**WRITTEN REQUEST:** Omit all images. Write out the rest of the material exactly.

**ENTRIES:**
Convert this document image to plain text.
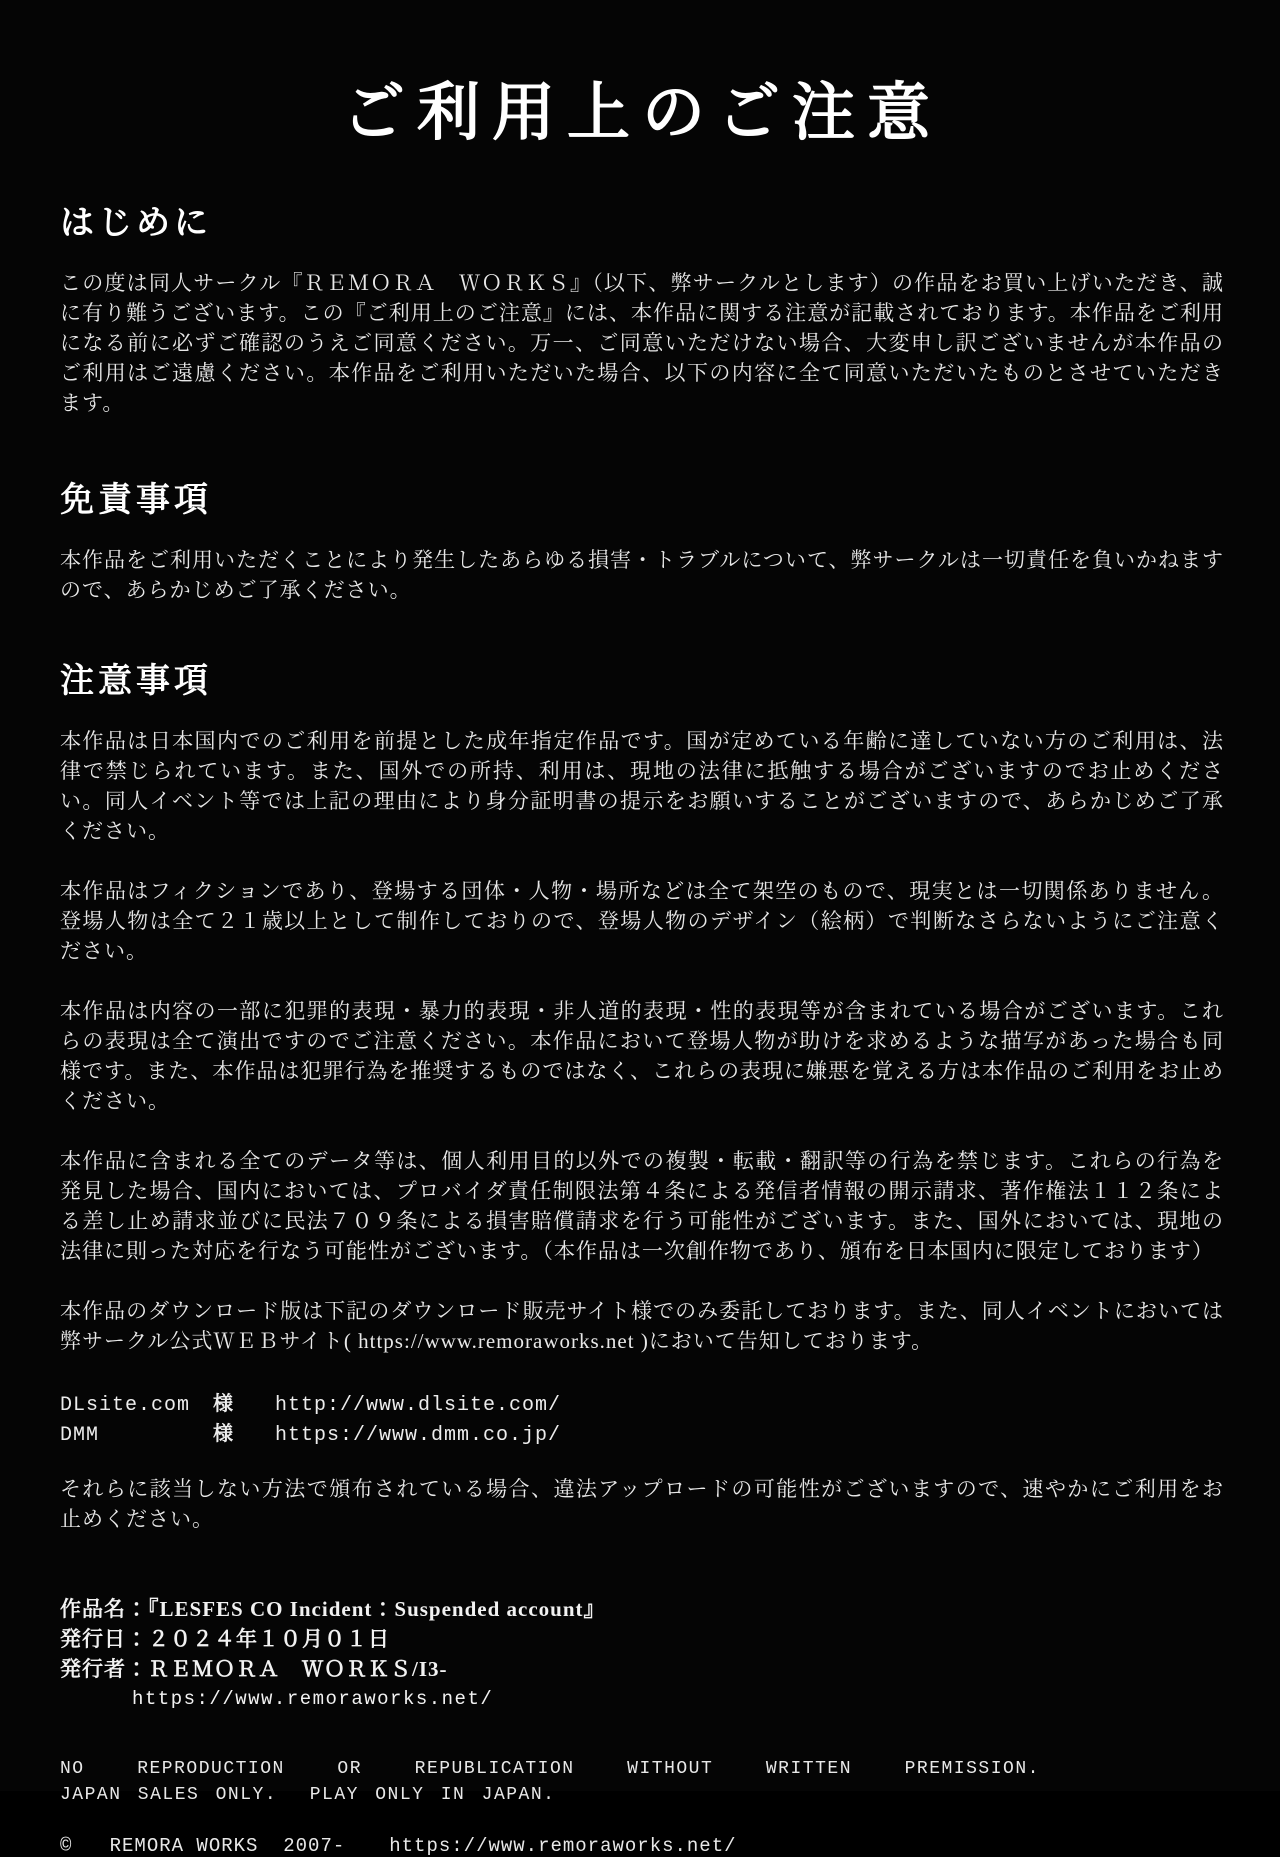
ご利用上のご注意
はじめに

この度は同人サークル『ＲＥＭＯＲＡ　ＷＯＲＫＳ』（以下、弊サークルとします）の作品をお買い上げいただき、誠に有り難うございます。この『ご利用上のご注意』には、本作品に関する注意が記載されております。本作品をご利用になる前に必ずご確認のうえご同意ください。万一、ご同意いただけない場合、大変申し訳ございませんが本作品のご利用はご遠慮ください。本作品をご利用いただいた場合、以下の内容に全て同意いただいたものとさせていただきます。

免責事項

本作品をご利用いただくことにより発生したあらゆる損害・トラブルについて、弊サークルは一切責任を負いかねますので、あらかじめご了承ください。

注意事項

本作品は日本国内でのご利用を前提とした成年指定作品です。国が定めている年齢に達していない方のご利用は、法律で禁じられています。また、国外での所持、利用は、現地の法律に抵触する場合がございますのでお止めください。同人イベント等では上記の理由により身分証明書の提示をお願いすることがございますので、あらかじめご了承ください。

本作品はフィクションであり、登場する団体・人物・場所などは全て架空のもので、現実とは一切関係ありません。登場人物は全て２１歳以上として制作しておりので、登場人物のデザイン（絵柄）で判断なさらないようにご注意ください。

本作品は内容の一部に犯罪的表現・暴力的表現・非人道的表現・性的表現等が含まれている場合がございます。これらの表現は全て演出ですのでご注意ください。本作品において登場人物が助けを求めるような描写があった場合も同様です。また、本作品は犯罪行為を推奨するものではなく、これらの表現に嫌悪を覚える方は本作品のご利用をお止めください。

本作品に含まれる全てのデータ等は、個人利用目的以外での複製・転載・翻訳等の行為を禁じます。これらの行為を発見した場合、国内においては、プロバイダ責任制限法第４条による発信者情報の開示請求、著作権法１１２条による差し止め請求並びに民法７０９条による損害賠償請求を行う可能性がございます。また、国外においては、現地の法律に則った対応を行なう可能性がございます。（本作品は一次創作物であり、頒布を日本国内に限定しております）

本作品のダウンロード版は下記のダウンロード販売サイト様でのみ委託しております。また、同人イベントにおいては弊サークル公式ＷＥＢサイト( https://www.remoraworks.net )において告知しております。

DLsite.com	様	http://www.dlsite.com/
DMM	様	https://www.dmm.co.jp/

それらに該当しない方法で頒布されている場合、違法アップロードの可能性がございますので、速やかにご利用をお止めください。

作品名：『LESFES CO Incident：Suspended account』

発行日：２０２４年１０月０１日

発行者：ＲＥＭＯＲＡ　ＷＯＲＫＳ/I3-

https://www.remoraworks.net/

NO  REPRODUCTION  OR  REPUBLICATION  WITHOUT  WRITTEN  PREMISSION.

JAPAN SALES ONLY.  PLAY ONLY IN JAPAN.

©   REMORA WORKS  2007- https://www.remoraworks.net/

**RESULT FOR THIS EXERCISE:**
Convert this document image to plain text.
ご利用上のご注意
はじめに

この度は同人サークル『ＲＥＭＯＲＡ　ＷＯＲＫＳ』（以下、弊サークルとします）の作品をお買い上げいただき、誠に有り難うございます。この『ご利用上のご注意』には、本作品に関する注意が記載されております。本作品をご利用になる前に必ずご確認のうえご同意ください。万一、ご同意いただけない場合、大変申し訳ございませんが本作品のご利用はご遠慮ください。本作品をご利用いただいた場合、以下の内容に全て同意いただいたものとさせていただきます。

免責事項

本作品をご利用いただくことにより発生したあらゆる損害・トラブルについて、弊サークルは一切責任を負いかねますので、あらかじめご了承ください。

注意事項

本作品は日本国内でのご利用を前提とした成年指定作品です。国が定めている年齢に達していない方のご利用は、法律で禁じられています。また、国外での所持、利用は、現地の法律に抵触する場合がございますのでお止めください。同人イベント等では上記の理由により身分証明書の提示をお願いすることがございますので、あらかじめご了承ください。

本作品はフィクションであり、登場する団体・人物・場所などは全て架空のもので、現実とは一切関係ありません。登場人物は全て２１歳以上として制作しておりので、登場人物のデザイン（絵柄）で判断なさらないようにご注意ください。

本作品は内容の一部に犯罪的表現・暴力的表現・非人道的表現・性的表現等が含まれている場合がございます。これらの表現は全て演出ですのでご注意ください。本作品において登場人物が助けを求めるような描写があった場合も同様です。また、本作品は犯罪行為を推奨するものではなく、これらの表現に嫌悪を覚える方は本作品のご利用をお止めください。

本作品に含まれる全てのデータ等は、個人利用目的以外での複製・転載・翻訳等の行為を禁じます。これらの行為を発見した場合、国内においては、プロバイダ責任制限法第４条による発信者情報の開示請求、著作権法１１２条による差し止め請求並びに民法７０９条による損害賠償請求を行う可能性がございます。また、国外においては、現地の法律に則った対応を行なう可能性がございます。（本作品は一次創作物であり、頒布を日本国内に限定しております）

本作品のダウンロード版は下記のダウンロード販売サイト様でのみ委託しております。また、同人イベントにおいては弊サークル公式ＷＥＢサイト( https://www.remoraworks.net )において告知しております。

DLsite.com	様	http://www.dlsite.com/
DMM	様	https://www.dmm.co.jp/

それらに該当しない方法で頒布されている場合、違法アップロードの可能性がございますので、速やかにご利用をお止めください。

作品名：『LESFES CO Incident：Suspended account』

発行日：２０２４年１０月０１日

発行者：ＲＥＭＯＲＡ　ＷＯＲＫＳ/I3-

https://www.remoraworks.net/

NO  REPRODUCTION  OR  REPUBLICATION  WITHOUT  WRITTEN  PREMISSION.

JAPAN SALES ONLY.  PLAY ONLY IN JAPAN.

©   REMORA WORKS  2007- https://www.remoraworks.net/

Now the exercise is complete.